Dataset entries
^^^^

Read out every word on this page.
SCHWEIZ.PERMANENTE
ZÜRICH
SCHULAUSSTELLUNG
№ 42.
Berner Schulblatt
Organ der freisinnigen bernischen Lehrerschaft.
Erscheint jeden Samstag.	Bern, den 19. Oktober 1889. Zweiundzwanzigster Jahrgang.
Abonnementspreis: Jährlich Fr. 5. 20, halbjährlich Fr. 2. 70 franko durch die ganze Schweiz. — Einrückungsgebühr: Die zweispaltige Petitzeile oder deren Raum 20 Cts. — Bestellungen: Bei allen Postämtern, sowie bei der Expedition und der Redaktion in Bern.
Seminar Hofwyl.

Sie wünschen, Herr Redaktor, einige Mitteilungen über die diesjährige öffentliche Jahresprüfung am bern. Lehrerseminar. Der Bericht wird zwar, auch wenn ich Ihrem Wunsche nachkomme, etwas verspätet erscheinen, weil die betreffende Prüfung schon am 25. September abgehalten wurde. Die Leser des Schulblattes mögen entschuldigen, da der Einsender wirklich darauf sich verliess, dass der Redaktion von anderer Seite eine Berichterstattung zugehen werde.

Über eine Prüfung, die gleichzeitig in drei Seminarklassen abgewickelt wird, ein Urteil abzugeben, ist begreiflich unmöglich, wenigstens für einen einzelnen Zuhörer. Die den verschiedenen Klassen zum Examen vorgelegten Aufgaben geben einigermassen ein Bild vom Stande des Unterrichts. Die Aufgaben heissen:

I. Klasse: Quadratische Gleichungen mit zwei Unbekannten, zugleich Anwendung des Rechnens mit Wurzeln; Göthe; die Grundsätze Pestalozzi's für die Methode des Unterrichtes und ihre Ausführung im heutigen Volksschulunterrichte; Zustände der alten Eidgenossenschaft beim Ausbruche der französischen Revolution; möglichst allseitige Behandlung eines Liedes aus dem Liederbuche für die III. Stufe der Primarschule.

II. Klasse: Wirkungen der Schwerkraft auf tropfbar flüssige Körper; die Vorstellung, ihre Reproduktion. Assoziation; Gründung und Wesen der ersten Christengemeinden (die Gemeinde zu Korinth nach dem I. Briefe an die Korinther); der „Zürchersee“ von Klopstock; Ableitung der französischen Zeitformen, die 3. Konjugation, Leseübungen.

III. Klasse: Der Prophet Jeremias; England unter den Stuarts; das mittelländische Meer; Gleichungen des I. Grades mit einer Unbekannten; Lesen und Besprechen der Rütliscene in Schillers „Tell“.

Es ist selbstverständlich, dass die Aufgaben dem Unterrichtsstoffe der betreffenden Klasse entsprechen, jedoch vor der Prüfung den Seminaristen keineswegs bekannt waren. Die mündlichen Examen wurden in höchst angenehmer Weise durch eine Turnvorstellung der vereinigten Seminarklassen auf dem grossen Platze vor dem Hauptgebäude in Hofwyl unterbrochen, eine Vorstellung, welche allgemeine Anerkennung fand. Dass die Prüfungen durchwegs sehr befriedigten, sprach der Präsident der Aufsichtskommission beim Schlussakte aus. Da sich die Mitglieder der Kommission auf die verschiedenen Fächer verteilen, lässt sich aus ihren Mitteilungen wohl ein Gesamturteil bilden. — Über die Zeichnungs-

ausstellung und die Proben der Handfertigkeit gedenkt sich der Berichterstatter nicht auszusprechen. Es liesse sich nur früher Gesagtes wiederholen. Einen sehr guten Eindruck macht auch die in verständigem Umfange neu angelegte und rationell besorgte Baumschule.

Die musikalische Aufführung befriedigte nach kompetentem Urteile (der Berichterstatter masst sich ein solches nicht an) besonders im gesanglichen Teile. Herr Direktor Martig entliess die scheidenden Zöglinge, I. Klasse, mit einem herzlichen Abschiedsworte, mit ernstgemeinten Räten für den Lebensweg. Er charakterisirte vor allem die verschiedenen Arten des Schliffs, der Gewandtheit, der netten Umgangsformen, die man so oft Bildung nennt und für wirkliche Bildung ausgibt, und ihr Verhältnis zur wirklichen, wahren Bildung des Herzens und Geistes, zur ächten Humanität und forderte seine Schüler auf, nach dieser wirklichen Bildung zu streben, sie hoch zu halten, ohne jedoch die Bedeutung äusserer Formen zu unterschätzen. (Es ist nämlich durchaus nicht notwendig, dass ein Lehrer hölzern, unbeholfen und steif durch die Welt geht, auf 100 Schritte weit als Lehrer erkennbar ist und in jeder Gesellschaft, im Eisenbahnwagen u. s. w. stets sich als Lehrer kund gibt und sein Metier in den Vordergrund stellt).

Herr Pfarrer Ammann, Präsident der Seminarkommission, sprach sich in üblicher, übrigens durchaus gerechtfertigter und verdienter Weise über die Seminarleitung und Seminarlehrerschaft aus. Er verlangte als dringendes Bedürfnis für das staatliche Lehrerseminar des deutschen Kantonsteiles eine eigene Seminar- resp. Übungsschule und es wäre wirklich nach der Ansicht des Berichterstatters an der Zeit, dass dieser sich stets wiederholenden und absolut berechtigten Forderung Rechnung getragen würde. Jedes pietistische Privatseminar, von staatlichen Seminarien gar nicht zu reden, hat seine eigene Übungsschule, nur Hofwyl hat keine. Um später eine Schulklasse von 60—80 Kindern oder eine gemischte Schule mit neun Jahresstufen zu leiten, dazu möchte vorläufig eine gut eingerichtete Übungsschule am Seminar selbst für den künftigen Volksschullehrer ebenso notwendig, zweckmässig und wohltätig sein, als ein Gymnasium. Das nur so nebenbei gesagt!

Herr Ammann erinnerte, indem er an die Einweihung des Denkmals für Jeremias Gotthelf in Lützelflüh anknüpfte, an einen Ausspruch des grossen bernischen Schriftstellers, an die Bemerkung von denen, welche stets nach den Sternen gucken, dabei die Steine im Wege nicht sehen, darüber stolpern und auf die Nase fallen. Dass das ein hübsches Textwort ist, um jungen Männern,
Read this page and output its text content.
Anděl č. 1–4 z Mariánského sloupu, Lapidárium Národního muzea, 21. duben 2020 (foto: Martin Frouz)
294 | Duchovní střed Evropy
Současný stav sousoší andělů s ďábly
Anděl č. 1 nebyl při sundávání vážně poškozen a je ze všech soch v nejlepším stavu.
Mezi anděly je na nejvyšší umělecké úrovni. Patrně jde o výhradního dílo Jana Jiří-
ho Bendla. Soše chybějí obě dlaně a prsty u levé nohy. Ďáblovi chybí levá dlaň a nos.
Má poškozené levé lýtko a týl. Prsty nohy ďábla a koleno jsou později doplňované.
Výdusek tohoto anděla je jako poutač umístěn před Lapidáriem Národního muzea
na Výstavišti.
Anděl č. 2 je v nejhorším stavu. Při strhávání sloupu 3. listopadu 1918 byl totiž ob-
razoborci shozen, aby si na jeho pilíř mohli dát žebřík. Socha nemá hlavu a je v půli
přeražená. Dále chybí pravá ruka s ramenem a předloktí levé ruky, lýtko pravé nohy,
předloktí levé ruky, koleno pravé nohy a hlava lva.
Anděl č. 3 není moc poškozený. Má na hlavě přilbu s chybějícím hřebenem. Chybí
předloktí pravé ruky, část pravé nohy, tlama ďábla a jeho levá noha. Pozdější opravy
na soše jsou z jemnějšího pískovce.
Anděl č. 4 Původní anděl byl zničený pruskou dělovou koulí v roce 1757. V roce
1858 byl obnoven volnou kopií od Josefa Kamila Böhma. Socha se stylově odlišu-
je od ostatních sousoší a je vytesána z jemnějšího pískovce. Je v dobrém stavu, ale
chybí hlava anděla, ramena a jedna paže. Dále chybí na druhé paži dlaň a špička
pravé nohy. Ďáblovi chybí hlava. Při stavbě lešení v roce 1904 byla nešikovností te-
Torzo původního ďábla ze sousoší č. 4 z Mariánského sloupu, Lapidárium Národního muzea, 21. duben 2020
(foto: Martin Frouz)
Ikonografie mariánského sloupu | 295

^^^^

§ **Requirement**: Copy every line of the records above that contains "this".

§ **Response**:
Read out every word on this page.
Read this page and output its text content.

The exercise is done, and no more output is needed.